Excerpted data –
(begin)

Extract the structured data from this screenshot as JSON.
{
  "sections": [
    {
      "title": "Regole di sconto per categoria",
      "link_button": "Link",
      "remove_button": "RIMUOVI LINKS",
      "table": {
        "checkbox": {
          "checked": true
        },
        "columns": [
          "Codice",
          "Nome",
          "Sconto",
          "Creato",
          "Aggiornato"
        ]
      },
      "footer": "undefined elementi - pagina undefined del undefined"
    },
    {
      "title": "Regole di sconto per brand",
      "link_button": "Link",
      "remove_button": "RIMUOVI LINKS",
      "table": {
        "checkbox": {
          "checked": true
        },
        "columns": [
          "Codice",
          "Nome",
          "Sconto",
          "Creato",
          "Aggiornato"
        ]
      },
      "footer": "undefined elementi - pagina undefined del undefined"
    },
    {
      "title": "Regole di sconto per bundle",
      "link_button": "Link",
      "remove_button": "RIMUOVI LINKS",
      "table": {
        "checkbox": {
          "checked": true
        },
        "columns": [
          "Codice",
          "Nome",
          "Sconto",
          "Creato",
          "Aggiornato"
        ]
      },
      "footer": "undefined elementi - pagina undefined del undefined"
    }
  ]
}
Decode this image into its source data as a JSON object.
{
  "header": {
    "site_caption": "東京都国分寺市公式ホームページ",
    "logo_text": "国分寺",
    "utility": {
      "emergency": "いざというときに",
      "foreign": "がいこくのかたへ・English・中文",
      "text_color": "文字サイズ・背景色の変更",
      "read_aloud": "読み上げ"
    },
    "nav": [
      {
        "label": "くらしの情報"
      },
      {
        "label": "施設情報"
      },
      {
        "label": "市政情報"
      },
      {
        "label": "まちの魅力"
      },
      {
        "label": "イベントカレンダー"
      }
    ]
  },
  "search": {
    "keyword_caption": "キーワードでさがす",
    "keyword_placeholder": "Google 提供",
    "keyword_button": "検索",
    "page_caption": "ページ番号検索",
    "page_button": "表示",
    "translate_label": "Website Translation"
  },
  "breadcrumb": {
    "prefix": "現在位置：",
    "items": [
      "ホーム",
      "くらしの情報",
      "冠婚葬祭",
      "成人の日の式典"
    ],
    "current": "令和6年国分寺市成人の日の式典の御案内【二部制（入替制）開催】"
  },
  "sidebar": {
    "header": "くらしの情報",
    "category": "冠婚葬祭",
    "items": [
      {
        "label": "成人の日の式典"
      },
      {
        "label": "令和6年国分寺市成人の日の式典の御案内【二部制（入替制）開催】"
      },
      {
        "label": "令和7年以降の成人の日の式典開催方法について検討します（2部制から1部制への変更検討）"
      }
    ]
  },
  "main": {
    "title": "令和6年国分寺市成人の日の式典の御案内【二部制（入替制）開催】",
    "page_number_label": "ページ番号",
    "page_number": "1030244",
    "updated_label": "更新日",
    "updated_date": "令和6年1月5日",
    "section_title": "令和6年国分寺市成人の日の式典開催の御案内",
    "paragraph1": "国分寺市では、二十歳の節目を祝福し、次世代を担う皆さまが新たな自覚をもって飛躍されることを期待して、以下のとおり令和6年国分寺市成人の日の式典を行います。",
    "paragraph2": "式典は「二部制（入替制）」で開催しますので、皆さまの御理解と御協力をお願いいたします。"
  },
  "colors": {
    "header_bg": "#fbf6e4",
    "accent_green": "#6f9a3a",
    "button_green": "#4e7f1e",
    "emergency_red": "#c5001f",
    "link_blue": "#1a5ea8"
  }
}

(end)

Problem to work on – Output all records verbatim.

Exercise solution –
Extract the structured data from this screenshot as JSON.
{
  "sections": [
    {
      "title": "Regole di sconto per categoria",
      "link_button": "Link",
      "remove_button": "RIMUOVI LINKS",
      "table": {
        "checkbox": {
          "checked": true
        },
        "columns": [
          "Codice",
          "Nome",
          "Sconto",
          "Creato",
          "Aggiornato"
        ]
      },
      "footer": "undefined elementi - pagina undefined del undefined"
    },
    {
      "title": "Regole di sconto per brand",
      "link_button": "Link",
      "remove_button": "RIMUOVI LINKS",
      "table": {
        "checkbox": {
          "checked": true
        },
        "columns": [
          "Codice",
          "Nome",
          "Sconto",
          "Creato",
          "Aggiornato"
        ]
      },
      "footer": "undefined elementi - pagina undefined del undefined"
    },
    {
      "title": "Regole di sconto per bundle",
      "link_button": "Link",
      "remove_button": "RIMUOVI LINKS",
      "table": {
        "checkbox": {
          "checked": true
        },
        "columns": [
          "Codice",
          "Nome",
          "Sconto",
          "Creato",
          "Aggiornato"
        ]
      },
      "footer": "undefined elementi - pagina undefined del undefined"
    }
  ]
}
Decode this image into its source data as a JSON object.
{
  "header": {
    "site_caption": "東京都国分寺市公式ホームページ",
    "logo_text": "国分寺",
    "utility": {
      "emergency": "いざというときに",
      "foreign": "がいこくのかたへ・English・中文",
      "text_color": "文字サイズ・背景色の変更",
      "read_aloud": "読み上げ"
    },
    "nav": [
      {
        "label": "くらしの情報"
      },
      {
        "label": "施設情報"
      },
      {
        "label": "市政情報"
      },
      {
        "label": "まちの魅力"
      },
      {
        "label": "イベントカレンダー"
      }
    ]
  },
  "search": {
    "keyword_caption": "キーワードでさがす",
    "keyword_placeholder": "Google 提供",
    "keyword_button": "検索",
    "page_caption": "ページ番号検索",
    "page_button": "表示",
    "translate_label": "Website Translation"
  },
  "breadcrumb": {
    "prefix": "現在位置：",
    "items": [
      "ホーム",
      "くらしの情報",
      "冠婚葬祭",
      "成人の日の式典"
    ],
    "current": "令和6年国分寺市成人の日の式典の御案内【二部制（入替制）開催】"
  },
  "sidebar": {
    "header": "くらしの情報",
    "category": "冠婚葬祭",
    "items": [
      {
        "label": "成人の日の式典"
      },
      {
        "label": "令和6年国分寺市成人の日の式典の御案内【二部制（入替制）開催】"
      },
      {
        "label": "令和7年以降の成人の日の式典開催方法について検討します（2部制から1部制への変更検討）"
      }
    ]
  },
  "main": {
    "title": "令和6年国分寺市成人の日の式典の御案内【二部制（入替制）開催】",
    "page_number_label": "ページ番号",
    "page_number": "1030244",
    "updated_label": "更新日",
    "updated_date": "令和6年1月5日",
    "section_title": "令和6年国分寺市成人の日の式典開催の御案内",
    "paragraph1": "国分寺市では、二十歳の節目を祝福し、次世代を担う皆さまが新たな自覚をもって飛躍されることを期待して、以下のとおり令和6年国分寺市成人の日の式典を行います。",
    "paragraph2": "式典は「二部制（入替制）」で開催しますので、皆さまの御理解と御協力をお願いいたします。"
  },
  "colors": {
    "header_bg": "#fbf6e4",
    "accent_green": "#6f9a3a",
    "button_green": "#4e7f1e",
    "emergency_red": "#c5001f",
    "link_blue": "#1a5ea8"
  }
}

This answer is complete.